GOAL -
Copy the records below exactly, leaving out any pictures.

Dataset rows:
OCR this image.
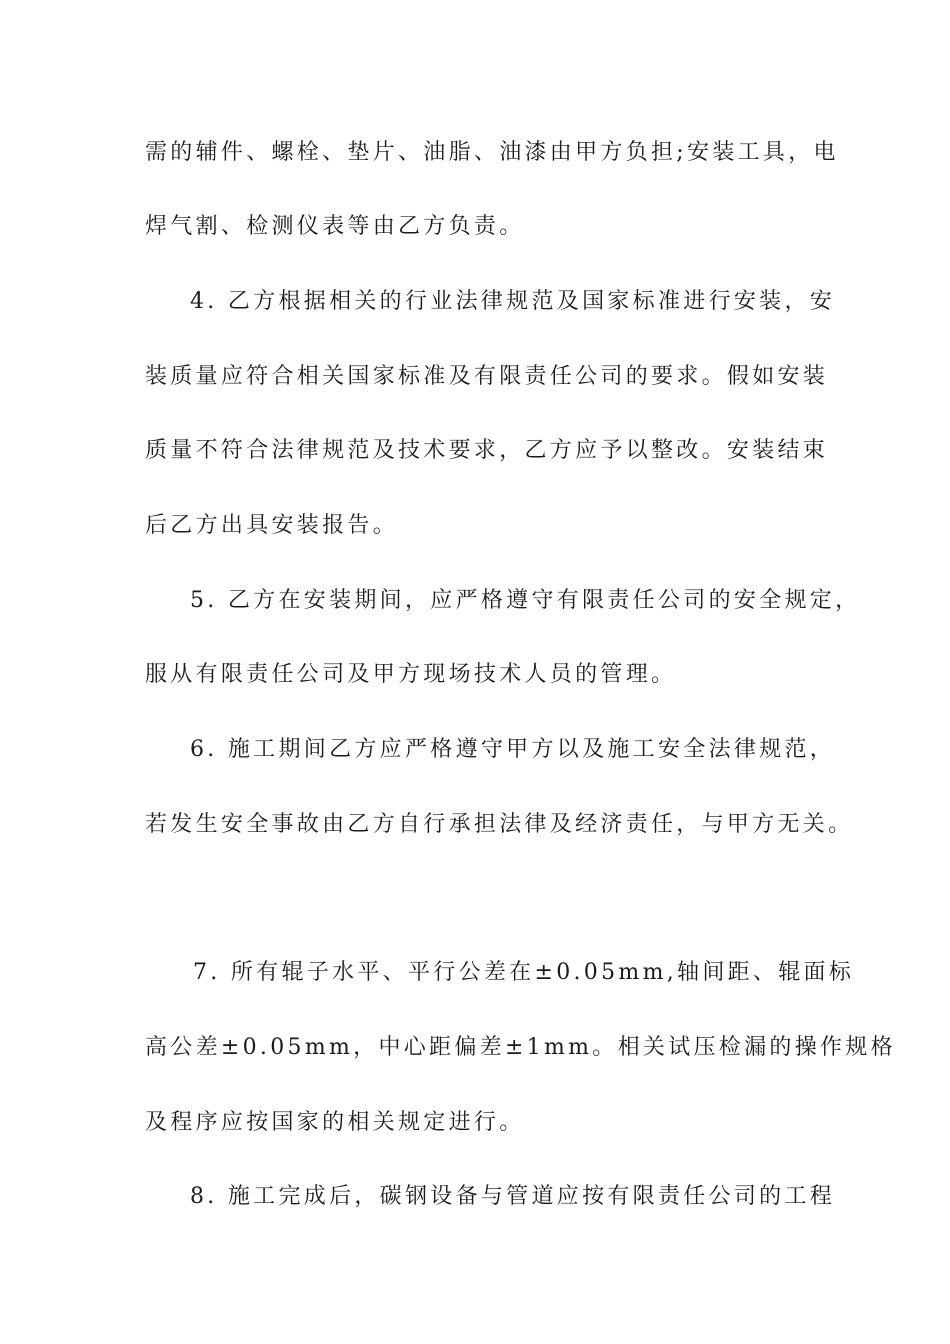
需的辅件、螺栓、垫片、油脂、油漆由甲方负担;安装工具，电
焊气割、检测仪表等由乙方负责。
4. 乙方根据相关的行业法律规范及国家标准进行安装，安
装质量应符合相关国家标准及有限责任公司的要求。假如安装
质量不符合法律规范及技术要求，乙方应予以整改。安装结束
后乙方出具安装报告。
5. 乙方在安装期间，应严格遵守有限责任公司的安全规定，
服从有限责任公司及甲方现场技术人员的管理。
6. 施工期间乙方应严格遵守甲方以及施工安全法律规范，
若发生安全事故由乙方自行承担法律及经济责任，与甲方无关。
7. 所有辊子水平、平行公差在±0.05mm,轴间距、辊面标
高公差±0.05mm，中心距偏差±1mm。相关试压检漏的操作规格
及程序应按国家的相关规定进行。
8. 施工完成后，碳钢设备与管道应按有限责任公司的工程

COMPLETED EXERCISE -
OCR this image.
需的辅件、螺栓、垫片、油脂、油漆由甲方负担;安装工具，电
焊气割、检测仪表等由乙方负责。
4. 乙方根据相关的行业法律规范及国家标准进行安装，安
装质量应符合相关国家标准及有限责任公司的要求。假如安装
质量不符合法律规范及技术要求，乙方应予以整改。安装结束
后乙方出具安装报告。
5. 乙方在安装期间，应严格遵守有限责任公司的安全规定，
服从有限责任公司及甲方现场技术人员的管理。
6. 施工期间乙方应严格遵守甲方以及施工安全法律规范，
若发生安全事故由乙方自行承担法律及经济责任，与甲方无关。
7. 所有辊子水平、平行公差在±0.05mm,轴间距、辊面标
高公差±0.05mm，中心距偏差±1mm。相关试压检漏的操作规格
及程序应按国家的相关规定进行。
8. 施工完成后，碳钢设备与管道应按有限责任公司的工程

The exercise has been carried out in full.